_AVAILABLE RECORDS_
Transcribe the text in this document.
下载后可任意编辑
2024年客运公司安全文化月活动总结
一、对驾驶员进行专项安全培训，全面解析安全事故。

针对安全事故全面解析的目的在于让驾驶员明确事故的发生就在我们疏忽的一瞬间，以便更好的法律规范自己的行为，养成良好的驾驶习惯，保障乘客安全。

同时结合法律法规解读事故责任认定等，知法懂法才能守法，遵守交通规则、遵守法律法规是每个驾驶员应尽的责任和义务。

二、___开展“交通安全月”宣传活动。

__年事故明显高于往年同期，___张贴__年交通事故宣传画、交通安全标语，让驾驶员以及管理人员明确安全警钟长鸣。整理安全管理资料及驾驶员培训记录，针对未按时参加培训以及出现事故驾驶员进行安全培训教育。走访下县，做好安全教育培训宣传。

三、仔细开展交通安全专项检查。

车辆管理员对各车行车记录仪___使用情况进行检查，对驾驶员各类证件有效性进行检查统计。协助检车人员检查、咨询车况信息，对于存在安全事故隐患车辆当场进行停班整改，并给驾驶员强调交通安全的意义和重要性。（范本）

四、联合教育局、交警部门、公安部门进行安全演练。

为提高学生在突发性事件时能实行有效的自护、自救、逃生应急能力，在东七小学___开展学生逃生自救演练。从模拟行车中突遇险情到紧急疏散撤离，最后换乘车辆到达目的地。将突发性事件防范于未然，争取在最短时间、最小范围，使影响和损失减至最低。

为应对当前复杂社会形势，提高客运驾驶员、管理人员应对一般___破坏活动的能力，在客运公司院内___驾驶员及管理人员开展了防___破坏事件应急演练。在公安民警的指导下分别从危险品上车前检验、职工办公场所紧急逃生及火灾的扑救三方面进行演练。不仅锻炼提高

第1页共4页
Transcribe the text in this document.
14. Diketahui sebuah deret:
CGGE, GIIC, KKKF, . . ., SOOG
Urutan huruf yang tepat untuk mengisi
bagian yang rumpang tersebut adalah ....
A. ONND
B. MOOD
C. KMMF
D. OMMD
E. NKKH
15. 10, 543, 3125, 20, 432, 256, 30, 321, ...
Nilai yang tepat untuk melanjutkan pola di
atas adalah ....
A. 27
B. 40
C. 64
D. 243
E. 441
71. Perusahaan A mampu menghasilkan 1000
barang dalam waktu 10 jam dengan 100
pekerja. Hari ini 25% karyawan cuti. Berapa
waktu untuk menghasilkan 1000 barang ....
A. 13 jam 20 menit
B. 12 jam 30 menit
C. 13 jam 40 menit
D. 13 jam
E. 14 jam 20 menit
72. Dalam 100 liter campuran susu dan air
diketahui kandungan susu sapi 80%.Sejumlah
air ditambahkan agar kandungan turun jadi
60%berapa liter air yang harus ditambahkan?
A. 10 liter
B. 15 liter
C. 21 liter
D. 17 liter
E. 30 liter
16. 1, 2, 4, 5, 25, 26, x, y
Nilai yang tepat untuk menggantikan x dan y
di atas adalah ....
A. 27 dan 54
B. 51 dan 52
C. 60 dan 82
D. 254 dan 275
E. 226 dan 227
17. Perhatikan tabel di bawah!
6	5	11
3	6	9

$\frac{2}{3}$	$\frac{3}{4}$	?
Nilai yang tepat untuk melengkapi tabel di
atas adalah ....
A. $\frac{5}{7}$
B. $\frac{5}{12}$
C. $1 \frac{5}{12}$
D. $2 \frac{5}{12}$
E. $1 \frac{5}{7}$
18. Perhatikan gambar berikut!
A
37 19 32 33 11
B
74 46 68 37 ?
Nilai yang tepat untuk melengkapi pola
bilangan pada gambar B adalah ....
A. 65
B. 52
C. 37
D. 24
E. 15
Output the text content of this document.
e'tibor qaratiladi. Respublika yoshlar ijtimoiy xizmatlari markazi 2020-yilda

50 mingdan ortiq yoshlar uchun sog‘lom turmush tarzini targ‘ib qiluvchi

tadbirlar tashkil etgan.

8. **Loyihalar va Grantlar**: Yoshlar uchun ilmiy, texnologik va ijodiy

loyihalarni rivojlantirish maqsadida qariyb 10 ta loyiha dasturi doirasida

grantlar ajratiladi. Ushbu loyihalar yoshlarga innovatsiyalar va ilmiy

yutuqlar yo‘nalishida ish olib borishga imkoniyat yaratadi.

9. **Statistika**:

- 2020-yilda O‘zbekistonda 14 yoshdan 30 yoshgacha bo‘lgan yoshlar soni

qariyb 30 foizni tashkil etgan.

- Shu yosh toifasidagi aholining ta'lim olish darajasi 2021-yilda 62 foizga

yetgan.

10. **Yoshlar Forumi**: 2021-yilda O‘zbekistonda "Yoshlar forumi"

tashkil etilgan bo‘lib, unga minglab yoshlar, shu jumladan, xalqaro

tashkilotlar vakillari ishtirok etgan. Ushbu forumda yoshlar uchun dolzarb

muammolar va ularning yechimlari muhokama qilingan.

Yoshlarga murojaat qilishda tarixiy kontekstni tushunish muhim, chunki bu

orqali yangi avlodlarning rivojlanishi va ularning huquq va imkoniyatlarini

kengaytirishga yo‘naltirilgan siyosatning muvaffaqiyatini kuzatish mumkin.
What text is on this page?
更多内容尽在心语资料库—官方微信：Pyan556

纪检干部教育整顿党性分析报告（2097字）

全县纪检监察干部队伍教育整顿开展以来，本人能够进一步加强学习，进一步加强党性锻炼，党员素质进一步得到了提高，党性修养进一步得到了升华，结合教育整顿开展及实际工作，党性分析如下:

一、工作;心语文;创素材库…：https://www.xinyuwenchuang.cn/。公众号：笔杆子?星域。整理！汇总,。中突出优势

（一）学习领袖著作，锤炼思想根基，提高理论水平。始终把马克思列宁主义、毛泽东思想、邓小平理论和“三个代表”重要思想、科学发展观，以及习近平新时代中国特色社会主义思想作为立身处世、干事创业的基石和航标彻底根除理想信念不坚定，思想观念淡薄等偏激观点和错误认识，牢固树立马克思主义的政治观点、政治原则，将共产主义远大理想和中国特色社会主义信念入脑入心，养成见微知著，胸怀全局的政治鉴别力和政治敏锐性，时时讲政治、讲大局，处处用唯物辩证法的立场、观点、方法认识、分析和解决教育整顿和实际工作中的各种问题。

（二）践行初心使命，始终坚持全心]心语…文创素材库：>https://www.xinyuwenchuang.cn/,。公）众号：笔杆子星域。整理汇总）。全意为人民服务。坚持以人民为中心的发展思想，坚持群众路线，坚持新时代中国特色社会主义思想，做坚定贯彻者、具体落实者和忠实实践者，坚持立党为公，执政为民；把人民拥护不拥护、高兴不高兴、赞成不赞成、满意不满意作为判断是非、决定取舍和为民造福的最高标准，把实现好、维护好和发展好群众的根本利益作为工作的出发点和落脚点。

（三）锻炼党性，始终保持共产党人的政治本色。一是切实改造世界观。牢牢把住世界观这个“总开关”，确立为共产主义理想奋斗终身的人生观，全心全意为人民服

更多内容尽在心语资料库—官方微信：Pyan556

_WRITTEN EXERCISE_
Please set down the whole listing above without altering a single line.

_TASK RESPONSE_
Transcribe the text in this document.
下载后可任意编辑
2024年客运公司安全文化月活动总结
一、对驾驶员进行专项安全培训，全面解析安全事故。

针对安全事故全面解析的目的在于让驾驶员明确事故的发生就在我们疏忽的一瞬间，以便更好的法律规范自己的行为，养成良好的驾驶习惯，保障乘客安全。

同时结合法律法规解读事故责任认定等，知法懂法才能守法，遵守交通规则、遵守法律法规是每个驾驶员应尽的责任和义务。

二、___开展“交通安全月”宣传活动。

__年事故明显高于往年同期，___张贴__年交通事故宣传画、交通安全标语，让驾驶员以及管理人员明确安全警钟长鸣。整理安全管理资料及驾驶员培训记录，针对未按时参加培训以及出现事故驾驶员进行安全培训教育。走访下县，做好安全教育培训宣传。

三、仔细开展交通安全专项检查。

车辆管理员对各车行车记录仪___使用情况进行检查，对驾驶员各类证件有效性进行检查统计。协助检车人员检查、咨询车况信息，对于存在安全事故隐患车辆当场进行停班整改，并给驾驶员强调交通安全的意义和重要性。（范本）

四、联合教育局、交警部门、公安部门进行安全演练。

为提高学生在突发性事件时能实行有效的自护、自救、逃生应急能力，在东七小学___开展学生逃生自救演练。从模拟行车中突遇险情到紧急疏散撤离，最后换乘车辆到达目的地。将突发性事件防范于未然，争取在最短时间、最小范围，使影响和损失减至最低。

为应对当前复杂社会形势，提高客运驾驶员、管理人员应对一般___破坏活动的能力，在客运公司院内___驾驶员及管理人员开展了防___破坏事件应急演练。在公安民警的指导下分别从危险品上车前检验、职工办公场所紧急逃生及火灾的扑救三方面进行演练。不仅锻炼提高

第1页共4页
Transcribe the text in this document.
14. Diketahui sebuah deret:
CGGE, GIIC, KKKF, . . ., SOOG
Urutan huruf yang tepat untuk mengisi
bagian yang rumpang tersebut adalah ....
A. ONND
B. MOOD
C. KMMF
D. OMMD
E. NKKH
15. 10, 543, 3125, 20, 432, 256, 30, 321, ...
Nilai yang tepat untuk melanjutkan pola di
atas adalah ....
A. 27
B. 40
C. 64
D. 243
E. 441
71. Perusahaan A mampu menghasilkan 1000
barang dalam waktu 10 jam dengan 100
pekerja. Hari ini 25% karyawan cuti. Berapa
waktu untuk menghasilkan 1000 barang ....
A. 13 jam 20 menit
B. 12 jam 30 menit
C. 13 jam 40 menit
D. 13 jam
E. 14 jam 20 menit
72. Dalam 100 liter campuran susu dan air
diketahui kandungan susu sapi 80%.Sejumlah
air ditambahkan agar kandungan turun jadi
60%berapa liter air yang harus ditambahkan?
A. 10 liter
B. 15 liter
C. 21 liter
D. 17 liter
E. 30 liter
16. 1, 2, 4, 5, 25, 26, x, y
Nilai yang tepat untuk menggantikan x dan y
di atas adalah ....
A. 27 dan 54
B. 51 dan 52
C. 60 dan 82
D. 254 dan 275
E. 226 dan 227
17. Perhatikan tabel di bawah!
6	5	11
3	6	9

$\frac{2}{3}$	$\frac{3}{4}$	?
Nilai yang tepat untuk melengkapi tabel di
atas adalah ....
A. $\frac{5}{7}$
B. $\frac{5}{12}$
C. $1 \frac{5}{12}$
D. $2 \frac{5}{12}$
E. $1 \frac{5}{7}$
18. Perhatikan gambar berikut!
A
37 19 32 33 11
B
74 46 68 37 ?
Nilai yang tepat untuk melengkapi pola
bilangan pada gambar B adalah ....
A. 65
B. 52
C. 37
D. 24
E. 15
Output the text content of this document.
e'tibor qaratiladi. Respublika yoshlar ijtimoiy xizmatlari markazi 2020-yilda

50 mingdan ortiq yoshlar uchun sog‘lom turmush tarzini targ‘ib qiluvchi

tadbirlar tashkil etgan.

8. **Loyihalar va Grantlar**: Yoshlar uchun ilmiy, texnologik va ijodiy

loyihalarni rivojlantirish maqsadida qariyb 10 ta loyiha dasturi doirasida

grantlar ajratiladi. Ushbu loyihalar yoshlarga innovatsiyalar va ilmiy

yutuqlar yo‘nalishida ish olib borishga imkoniyat yaratadi.

9. **Statistika**:

- 2020-yilda O‘zbekistonda 14 yoshdan 30 yoshgacha bo‘lgan yoshlar soni

qariyb 30 foizni tashkil etgan.

- Shu yosh toifasidagi aholining ta'lim olish darajasi 2021-yilda 62 foizga

yetgan.

10. **Yoshlar Forumi**: 2021-yilda O‘zbekistonda "Yoshlar forumi"

tashkil etilgan bo‘lib, unga minglab yoshlar, shu jumladan, xalqaro

tashkilotlar vakillari ishtirok etgan. Ushbu forumda yoshlar uchun dolzarb

muammolar va ularning yechimlari muhokama qilingan.

Yoshlarga murojaat qilishda tarixiy kontekstni tushunish muhim, chunki bu

orqali yangi avlodlarning rivojlanishi va ularning huquq va imkoniyatlarini

kengaytirishga yo‘naltirilgan siyosatning muvaffaqiyatini kuzatish mumkin.
What text is on this page?
更多内容尽在心语资料库—官方微信：Pyan556

纪检干部教育整顿党性分析报告（2097字）

全县纪检监察干部队伍教育整顿开展以来，本人能够进一步加强学习，进一步加强党性锻炼，党员素质进一步得到了提高，党性修养进一步得到了升华，结合教育整顿开展及实际工作，党性分析如下:

一、工作;心语文;创素材库…：https://www.xinyuwenchuang.cn/。公众号：笔杆子?星域。整理！汇总,。中突出优势

（一）学习领袖著作，锤炼思想根基，提高理论水平。始终把马克思列宁主义、毛泽东思想、邓小平理论和“三个代表”重要思想、科学发展观，以及习近平新时代中国特色社会主义思想作为立身处世、干事创业的基石和航标彻底根除理想信念不坚定，思想观念淡薄等偏激观点和错误认识，牢固树立马克思主义的政治观点、政治原则，将共产主义远大理想和中国特色社会主义信念入脑入心，养成见微知著，胸怀全局的政治鉴别力和政治敏锐性，时时讲政治、讲大局，处处用唯物辩证法的立场、观点、方法认识、分析和解决教育整顿和实际工作中的各种问题。

（二）践行初心使命，始终坚持全心]心语…文创素材库：>https://www.xinyuwenchuang.cn/,。公）众号：笔杆子星域。整理汇总）。全意为人民服务。坚持以人民为中心的发展思想，坚持群众路线，坚持新时代中国特色社会主义思想，做坚定贯彻者、具体落实者和忠实实践者，坚持立党为公，执政为民；把人民拥护不拥护、高兴不高兴、赞成不赞成、满意不满意作为判断是非、决定取舍和为民造福的最高标准，把实现好、维护好和发展好群众的根本利益作为工作的出发点和落脚点。

（三）锻炼党性，始终保持共产党人的政治本色。一是切实改造世界观。牢牢把住世界观这个“总开关”，确立为共产主义理想奋斗终身的人生观，全心全意为人民服

更多内容尽在心语资料库—官方微信：Pyan556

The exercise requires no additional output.